**CHALLENGE:** Please work out how many lines in the material contain "megfelel" and give only that figure.

---------- MATERIALS PROVIDED

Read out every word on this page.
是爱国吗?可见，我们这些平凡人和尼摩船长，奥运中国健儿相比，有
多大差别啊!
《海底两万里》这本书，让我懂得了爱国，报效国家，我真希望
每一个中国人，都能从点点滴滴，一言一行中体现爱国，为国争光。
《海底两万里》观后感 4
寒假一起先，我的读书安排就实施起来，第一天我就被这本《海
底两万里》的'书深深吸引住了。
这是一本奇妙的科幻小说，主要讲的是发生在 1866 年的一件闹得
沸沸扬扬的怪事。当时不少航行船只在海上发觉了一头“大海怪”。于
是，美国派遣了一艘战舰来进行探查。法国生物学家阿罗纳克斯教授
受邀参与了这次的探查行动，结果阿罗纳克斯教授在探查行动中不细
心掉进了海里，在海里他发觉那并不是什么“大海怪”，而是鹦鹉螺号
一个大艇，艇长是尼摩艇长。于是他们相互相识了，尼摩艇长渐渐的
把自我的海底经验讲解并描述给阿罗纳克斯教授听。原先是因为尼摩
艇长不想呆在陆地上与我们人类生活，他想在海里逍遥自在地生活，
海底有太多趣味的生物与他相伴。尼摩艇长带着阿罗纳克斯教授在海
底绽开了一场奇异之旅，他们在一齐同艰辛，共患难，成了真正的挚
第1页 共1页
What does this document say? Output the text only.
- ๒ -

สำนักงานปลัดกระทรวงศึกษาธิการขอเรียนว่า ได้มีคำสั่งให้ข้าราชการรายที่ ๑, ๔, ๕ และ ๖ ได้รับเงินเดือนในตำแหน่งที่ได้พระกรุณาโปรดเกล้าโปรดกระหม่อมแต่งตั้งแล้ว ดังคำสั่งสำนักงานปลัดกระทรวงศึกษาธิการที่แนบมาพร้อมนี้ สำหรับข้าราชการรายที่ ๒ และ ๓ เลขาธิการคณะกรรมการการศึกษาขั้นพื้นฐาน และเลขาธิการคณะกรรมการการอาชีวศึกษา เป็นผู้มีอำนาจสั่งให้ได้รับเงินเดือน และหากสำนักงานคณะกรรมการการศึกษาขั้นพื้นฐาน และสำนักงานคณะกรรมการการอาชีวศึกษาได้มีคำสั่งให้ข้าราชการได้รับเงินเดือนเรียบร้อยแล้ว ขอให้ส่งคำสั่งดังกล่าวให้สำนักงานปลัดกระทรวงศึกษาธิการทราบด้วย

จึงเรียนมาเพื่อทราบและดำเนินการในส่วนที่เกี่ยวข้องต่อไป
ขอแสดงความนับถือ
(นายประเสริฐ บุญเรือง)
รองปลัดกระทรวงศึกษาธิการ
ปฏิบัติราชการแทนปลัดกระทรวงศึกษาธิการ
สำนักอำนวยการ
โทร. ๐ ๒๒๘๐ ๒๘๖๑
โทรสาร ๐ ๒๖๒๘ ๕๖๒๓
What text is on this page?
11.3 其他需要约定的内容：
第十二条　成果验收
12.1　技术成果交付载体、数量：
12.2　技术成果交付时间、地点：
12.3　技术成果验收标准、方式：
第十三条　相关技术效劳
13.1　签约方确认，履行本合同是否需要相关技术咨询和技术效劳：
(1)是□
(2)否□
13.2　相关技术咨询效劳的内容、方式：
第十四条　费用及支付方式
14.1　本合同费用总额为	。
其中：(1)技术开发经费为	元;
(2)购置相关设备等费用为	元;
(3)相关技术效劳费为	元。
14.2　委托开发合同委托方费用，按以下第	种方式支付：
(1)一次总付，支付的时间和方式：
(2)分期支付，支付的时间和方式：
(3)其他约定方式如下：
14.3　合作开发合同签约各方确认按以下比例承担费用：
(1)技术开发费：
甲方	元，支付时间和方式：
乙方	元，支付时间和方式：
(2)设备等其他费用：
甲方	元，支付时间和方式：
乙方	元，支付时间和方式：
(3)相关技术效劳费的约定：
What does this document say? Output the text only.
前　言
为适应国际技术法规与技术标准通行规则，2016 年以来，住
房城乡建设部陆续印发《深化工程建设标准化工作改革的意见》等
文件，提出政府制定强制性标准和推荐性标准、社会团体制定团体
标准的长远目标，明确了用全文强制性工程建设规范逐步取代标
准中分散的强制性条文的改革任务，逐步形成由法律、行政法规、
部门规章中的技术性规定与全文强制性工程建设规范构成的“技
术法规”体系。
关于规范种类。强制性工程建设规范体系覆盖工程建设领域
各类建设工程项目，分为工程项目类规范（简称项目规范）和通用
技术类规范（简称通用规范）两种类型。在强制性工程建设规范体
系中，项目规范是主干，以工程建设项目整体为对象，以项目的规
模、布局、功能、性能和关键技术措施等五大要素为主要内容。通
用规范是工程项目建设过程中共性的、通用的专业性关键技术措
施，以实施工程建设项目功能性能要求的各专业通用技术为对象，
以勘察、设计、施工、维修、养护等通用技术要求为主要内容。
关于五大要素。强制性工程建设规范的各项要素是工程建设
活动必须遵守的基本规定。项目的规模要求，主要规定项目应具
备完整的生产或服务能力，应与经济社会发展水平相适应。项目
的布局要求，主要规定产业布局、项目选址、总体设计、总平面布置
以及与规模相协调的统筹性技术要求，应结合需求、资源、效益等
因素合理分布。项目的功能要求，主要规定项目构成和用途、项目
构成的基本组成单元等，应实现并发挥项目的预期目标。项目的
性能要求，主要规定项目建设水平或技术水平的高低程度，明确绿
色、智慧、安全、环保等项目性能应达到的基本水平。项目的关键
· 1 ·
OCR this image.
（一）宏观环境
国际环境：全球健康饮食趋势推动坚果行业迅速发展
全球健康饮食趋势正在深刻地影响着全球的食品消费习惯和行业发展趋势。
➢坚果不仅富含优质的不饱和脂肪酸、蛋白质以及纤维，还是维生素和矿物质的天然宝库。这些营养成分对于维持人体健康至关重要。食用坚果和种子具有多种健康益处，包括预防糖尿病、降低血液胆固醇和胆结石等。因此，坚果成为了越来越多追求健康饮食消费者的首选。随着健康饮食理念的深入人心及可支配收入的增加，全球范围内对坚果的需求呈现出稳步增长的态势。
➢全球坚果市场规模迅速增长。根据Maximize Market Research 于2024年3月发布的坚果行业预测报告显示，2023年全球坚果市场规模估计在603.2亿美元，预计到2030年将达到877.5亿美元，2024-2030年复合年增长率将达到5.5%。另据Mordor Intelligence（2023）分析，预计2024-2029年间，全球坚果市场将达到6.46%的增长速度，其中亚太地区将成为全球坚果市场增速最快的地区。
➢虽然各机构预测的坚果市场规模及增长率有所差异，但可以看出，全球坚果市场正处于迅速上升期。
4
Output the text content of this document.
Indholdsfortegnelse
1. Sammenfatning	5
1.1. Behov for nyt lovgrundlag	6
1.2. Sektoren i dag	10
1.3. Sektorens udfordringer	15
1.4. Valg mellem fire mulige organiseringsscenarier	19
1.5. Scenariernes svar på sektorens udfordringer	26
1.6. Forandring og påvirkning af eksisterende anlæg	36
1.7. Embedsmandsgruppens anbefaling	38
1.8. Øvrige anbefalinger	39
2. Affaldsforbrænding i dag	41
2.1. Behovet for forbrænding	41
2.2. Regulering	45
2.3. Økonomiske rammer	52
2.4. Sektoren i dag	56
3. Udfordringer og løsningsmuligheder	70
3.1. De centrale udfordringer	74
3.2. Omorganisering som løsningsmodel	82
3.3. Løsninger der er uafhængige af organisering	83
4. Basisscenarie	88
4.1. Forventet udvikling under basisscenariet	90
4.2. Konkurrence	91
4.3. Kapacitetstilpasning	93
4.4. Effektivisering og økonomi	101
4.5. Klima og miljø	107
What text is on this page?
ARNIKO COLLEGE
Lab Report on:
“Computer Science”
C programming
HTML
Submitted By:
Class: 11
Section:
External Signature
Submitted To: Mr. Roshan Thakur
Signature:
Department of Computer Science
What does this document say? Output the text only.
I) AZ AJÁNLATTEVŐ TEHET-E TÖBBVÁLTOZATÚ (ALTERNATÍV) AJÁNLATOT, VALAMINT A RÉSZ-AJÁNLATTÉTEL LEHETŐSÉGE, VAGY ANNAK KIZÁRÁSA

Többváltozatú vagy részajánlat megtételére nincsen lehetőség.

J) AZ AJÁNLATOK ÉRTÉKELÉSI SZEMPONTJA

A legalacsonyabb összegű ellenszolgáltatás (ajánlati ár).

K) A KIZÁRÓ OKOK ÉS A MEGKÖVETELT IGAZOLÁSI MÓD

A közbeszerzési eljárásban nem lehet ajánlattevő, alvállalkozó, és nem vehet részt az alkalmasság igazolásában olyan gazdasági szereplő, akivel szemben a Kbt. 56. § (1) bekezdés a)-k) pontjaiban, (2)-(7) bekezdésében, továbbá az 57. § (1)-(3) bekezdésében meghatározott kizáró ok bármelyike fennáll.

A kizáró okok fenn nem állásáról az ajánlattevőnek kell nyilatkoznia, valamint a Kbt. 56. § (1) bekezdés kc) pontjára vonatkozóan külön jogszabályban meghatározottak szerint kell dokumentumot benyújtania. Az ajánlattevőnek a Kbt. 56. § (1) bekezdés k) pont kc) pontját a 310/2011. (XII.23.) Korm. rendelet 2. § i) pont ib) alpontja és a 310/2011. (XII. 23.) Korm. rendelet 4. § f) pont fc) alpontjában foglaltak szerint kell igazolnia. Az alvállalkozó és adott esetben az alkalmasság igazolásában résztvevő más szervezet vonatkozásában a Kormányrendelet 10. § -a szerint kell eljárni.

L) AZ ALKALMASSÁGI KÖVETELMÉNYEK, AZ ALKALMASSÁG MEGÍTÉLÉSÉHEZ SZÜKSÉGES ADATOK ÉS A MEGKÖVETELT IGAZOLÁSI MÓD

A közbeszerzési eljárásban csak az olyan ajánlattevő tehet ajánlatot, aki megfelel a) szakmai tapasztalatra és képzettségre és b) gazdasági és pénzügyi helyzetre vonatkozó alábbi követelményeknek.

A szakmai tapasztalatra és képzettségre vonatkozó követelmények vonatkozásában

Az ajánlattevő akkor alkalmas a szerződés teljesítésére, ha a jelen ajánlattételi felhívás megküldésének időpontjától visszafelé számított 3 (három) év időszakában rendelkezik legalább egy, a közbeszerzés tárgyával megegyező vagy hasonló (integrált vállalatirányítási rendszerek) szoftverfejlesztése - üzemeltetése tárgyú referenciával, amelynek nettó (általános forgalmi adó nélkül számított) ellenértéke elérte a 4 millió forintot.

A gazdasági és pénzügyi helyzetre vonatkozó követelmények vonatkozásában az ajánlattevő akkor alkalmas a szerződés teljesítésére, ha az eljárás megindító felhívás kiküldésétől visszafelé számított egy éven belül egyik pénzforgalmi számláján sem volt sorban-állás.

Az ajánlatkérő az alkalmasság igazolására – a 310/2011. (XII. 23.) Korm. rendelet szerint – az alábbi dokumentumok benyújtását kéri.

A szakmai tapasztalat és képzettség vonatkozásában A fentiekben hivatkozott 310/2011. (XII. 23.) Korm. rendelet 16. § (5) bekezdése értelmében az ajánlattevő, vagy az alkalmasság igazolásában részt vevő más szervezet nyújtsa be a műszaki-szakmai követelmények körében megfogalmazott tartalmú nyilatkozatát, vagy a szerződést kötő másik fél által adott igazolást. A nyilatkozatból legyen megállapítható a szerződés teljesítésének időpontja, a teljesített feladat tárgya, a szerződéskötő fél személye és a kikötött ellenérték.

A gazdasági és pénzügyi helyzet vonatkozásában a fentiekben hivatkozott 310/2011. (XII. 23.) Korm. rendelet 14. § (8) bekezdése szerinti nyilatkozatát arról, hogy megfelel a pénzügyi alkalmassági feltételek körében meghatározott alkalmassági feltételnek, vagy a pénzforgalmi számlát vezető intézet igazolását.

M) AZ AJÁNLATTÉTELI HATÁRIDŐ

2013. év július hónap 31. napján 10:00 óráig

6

--------------------

**FULL SOLUTION:** 2